[START OF Records for processing]

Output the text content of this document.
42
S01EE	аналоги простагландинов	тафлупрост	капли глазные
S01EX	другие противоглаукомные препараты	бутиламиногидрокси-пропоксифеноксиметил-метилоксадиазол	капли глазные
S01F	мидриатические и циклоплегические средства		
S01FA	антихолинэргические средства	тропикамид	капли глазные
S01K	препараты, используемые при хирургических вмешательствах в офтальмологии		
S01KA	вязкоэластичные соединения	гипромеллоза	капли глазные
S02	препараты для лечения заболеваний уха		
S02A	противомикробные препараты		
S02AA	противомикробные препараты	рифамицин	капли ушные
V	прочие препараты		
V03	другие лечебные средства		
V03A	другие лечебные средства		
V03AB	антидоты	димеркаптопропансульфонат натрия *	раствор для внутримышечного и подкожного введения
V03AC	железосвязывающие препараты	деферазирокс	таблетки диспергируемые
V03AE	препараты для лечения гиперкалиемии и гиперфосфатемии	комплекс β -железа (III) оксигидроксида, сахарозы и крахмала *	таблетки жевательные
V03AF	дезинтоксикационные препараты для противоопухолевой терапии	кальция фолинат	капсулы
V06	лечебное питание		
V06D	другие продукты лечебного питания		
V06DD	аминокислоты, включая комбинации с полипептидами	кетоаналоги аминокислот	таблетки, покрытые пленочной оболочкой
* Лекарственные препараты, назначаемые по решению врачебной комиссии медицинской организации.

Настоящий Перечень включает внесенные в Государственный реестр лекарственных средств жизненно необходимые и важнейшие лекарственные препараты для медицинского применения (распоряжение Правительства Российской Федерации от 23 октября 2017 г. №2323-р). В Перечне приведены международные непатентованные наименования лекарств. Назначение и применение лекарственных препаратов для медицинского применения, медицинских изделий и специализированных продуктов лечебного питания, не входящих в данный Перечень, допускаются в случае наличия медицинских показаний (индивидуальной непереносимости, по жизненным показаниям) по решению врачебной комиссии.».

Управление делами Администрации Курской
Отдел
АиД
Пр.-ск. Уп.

[END OF Records for processing]
[START OF Records for processing]

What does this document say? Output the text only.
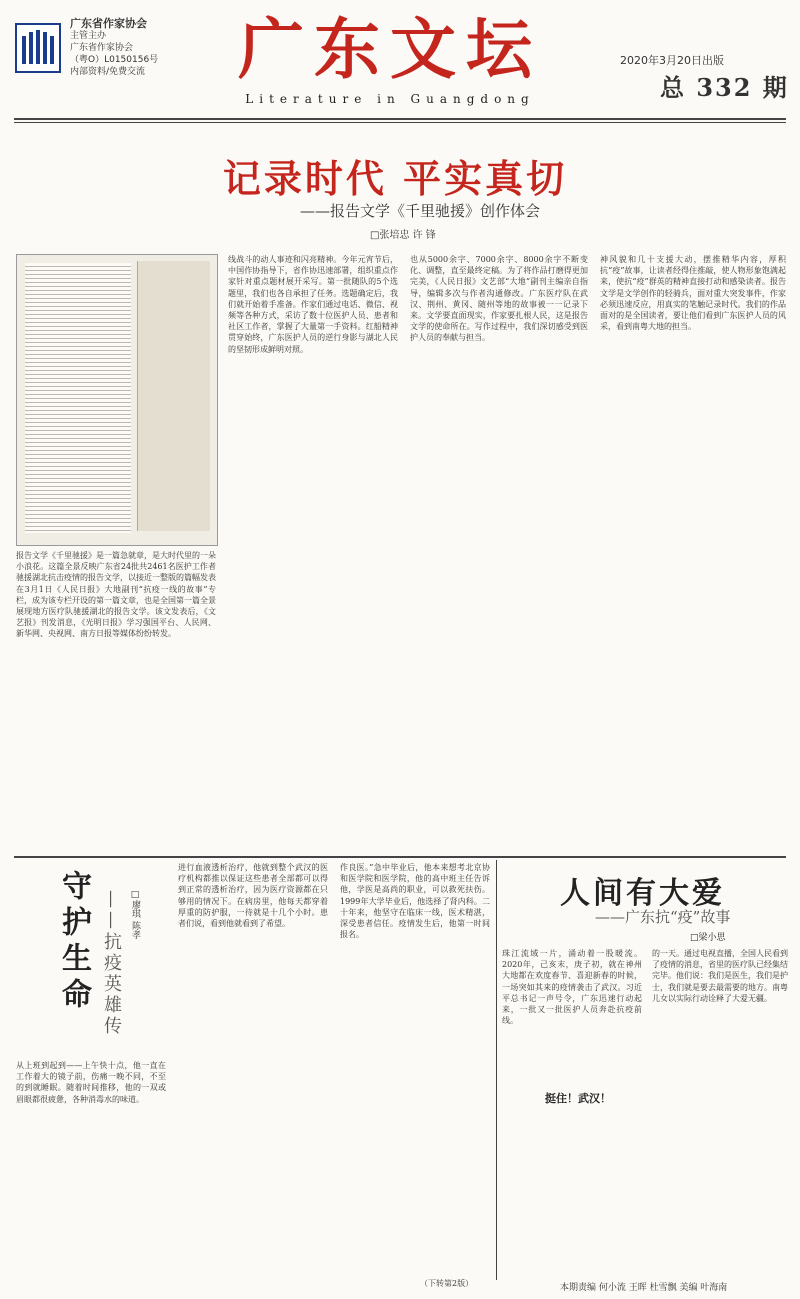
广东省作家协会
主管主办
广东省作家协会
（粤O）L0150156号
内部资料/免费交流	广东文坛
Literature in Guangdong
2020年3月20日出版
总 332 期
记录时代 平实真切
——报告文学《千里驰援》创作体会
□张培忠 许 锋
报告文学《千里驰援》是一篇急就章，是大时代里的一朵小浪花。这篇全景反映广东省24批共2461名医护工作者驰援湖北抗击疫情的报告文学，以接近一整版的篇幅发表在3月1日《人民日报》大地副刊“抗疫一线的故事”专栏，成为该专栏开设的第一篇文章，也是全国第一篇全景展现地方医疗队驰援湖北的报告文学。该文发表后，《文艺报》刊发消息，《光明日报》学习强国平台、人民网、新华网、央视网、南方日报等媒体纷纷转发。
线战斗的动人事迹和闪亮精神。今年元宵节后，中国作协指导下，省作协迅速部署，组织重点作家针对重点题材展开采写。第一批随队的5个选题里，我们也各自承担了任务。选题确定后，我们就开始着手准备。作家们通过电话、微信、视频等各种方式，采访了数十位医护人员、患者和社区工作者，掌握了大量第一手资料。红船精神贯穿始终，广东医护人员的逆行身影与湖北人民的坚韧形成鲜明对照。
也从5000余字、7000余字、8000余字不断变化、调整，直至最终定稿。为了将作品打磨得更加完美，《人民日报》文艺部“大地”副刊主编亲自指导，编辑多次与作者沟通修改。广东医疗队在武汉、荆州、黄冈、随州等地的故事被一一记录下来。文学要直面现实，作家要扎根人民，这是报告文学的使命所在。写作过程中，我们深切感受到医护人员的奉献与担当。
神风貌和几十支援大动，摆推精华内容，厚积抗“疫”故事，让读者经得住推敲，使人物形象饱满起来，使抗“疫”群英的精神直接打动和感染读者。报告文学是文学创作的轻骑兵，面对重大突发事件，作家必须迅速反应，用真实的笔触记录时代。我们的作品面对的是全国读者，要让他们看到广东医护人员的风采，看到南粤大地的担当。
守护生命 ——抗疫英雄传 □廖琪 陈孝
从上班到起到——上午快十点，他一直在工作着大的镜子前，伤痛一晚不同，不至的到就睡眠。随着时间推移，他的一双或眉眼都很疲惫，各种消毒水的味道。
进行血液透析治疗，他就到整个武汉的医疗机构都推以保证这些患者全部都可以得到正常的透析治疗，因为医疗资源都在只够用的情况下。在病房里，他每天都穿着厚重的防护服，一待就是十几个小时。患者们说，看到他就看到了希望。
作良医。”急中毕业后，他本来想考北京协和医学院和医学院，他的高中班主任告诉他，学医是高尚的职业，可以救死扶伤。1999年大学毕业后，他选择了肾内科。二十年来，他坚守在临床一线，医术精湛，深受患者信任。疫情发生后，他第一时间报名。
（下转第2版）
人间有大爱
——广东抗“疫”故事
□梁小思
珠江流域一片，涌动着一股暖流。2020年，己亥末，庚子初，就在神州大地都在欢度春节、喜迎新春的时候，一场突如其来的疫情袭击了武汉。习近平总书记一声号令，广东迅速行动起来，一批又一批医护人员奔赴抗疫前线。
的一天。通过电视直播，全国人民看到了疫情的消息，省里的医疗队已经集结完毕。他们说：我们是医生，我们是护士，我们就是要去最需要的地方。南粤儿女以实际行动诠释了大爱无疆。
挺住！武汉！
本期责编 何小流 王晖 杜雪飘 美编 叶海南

[END OF Records for processing]

■ Exercise goal:
Go through the records and copy each line with "таблетки" in it.

■ Complete response:
V03AC	железосвязывающие препараты	деферазирокс	таблетки диспергируемые
V03AE	препараты для лечения гиперкалиемии и гиперфосфатемии	комплекс β -железа (III) оксигидроксида, сахарозы и крахмала *	таблетки жевательные
V06DD	аминокислоты, включая комбинации с полипептидами	кетоаналоги аминокислот	таблетки, покрытые пленочной оболочкой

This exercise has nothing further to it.